■ AIM OF THE EXERCISE
Extract the listing in its entirety, keeping each line identical to the original.

Dataset entries
::::

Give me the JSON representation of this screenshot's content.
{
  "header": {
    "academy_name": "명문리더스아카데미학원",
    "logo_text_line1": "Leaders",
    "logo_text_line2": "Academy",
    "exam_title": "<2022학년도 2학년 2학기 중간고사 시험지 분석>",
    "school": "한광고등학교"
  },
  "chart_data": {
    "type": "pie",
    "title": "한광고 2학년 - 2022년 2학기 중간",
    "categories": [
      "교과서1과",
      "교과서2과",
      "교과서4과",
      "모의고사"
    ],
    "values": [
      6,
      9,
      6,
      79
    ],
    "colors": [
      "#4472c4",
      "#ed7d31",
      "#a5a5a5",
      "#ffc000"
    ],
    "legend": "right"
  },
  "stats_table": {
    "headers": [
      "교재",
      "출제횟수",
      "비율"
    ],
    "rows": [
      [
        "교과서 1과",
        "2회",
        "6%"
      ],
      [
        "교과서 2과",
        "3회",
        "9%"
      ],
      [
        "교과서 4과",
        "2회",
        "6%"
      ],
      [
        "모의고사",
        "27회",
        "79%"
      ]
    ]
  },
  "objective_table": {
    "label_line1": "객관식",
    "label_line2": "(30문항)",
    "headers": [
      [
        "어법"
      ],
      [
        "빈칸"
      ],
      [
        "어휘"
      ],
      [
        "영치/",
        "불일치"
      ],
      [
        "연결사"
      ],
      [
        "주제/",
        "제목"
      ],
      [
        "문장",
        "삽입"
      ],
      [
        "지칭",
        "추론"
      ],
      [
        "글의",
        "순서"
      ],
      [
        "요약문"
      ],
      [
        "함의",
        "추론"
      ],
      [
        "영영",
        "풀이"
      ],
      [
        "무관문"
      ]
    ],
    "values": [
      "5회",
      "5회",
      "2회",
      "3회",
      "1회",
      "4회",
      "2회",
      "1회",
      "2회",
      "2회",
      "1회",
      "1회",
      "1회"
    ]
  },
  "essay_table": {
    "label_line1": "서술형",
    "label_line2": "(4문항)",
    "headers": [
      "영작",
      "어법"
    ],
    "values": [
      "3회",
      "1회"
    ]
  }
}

::::

■ TASK RESPONSE
Give me the JSON representation of this screenshot's content.
{
  "header": {
    "academy_name": "명문리더스아카데미학원",
    "logo_text_line1": "Leaders",
    "logo_text_line2": "Academy",
    "exam_title": "<2022학년도 2학년 2학기 중간고사 시험지 분석>",
    "school": "한광고등학교"
  },
  "chart_data": {
    "type": "pie",
    "title": "한광고 2학년 - 2022년 2학기 중간",
    "categories": [
      "교과서1과",
      "교과서2과",
      "교과서4과",
      "모의고사"
    ],
    "values": [
      6,
      9,
      6,
      79
    ],
    "colors": [
      "#4472c4",
      "#ed7d31",
      "#a5a5a5",
      "#ffc000"
    ],
    "legend": "right"
  },
  "stats_table": {
    "headers": [
      "교재",
      "출제횟수",
      "비율"
    ],
    "rows": [
      [
        "교과서 1과",
        "2회",
        "6%"
      ],
      [
        "교과서 2과",
        "3회",
        "9%"
      ],
      [
        "교과서 4과",
        "2회",
        "6%"
      ],
      [
        "모의고사",
        "27회",
        "79%"
      ]
    ]
  },
  "objective_table": {
    "label_line1": "객관식",
    "label_line2": "(30문항)",
    "headers": [
      [
        "어법"
      ],
      [
        "빈칸"
      ],
      [
        "어휘"
      ],
      [
        "영치/",
        "불일치"
      ],
      [
        "연결사"
      ],
      [
        "주제/",
        "제목"
      ],
      [
        "문장",
        "삽입"
      ],
      [
        "지칭",
        "추론"
      ],
      [
        "글의",
        "순서"
      ],
      [
        "요약문"
      ],
      [
        "함의",
        "추론"
      ],
      [
        "영영",
        "풀이"
      ],
      [
        "무관문"
      ]
    ],
    "values": [
      "5회",
      "5회",
      "2회",
      "3회",
      "1회",
      "4회",
      "2회",
      "1회",
      "2회",
      "2회",
      "1회",
      "1회",
      "1회"
    ]
  },
  "essay_table": {
    "label_line1": "서술형",
    "label_line2": "(4문항)",
    "headers": [
      "영작",
      "어법"
    ],
    "values": [
      "3회",
      "1회"
    ]
  }
}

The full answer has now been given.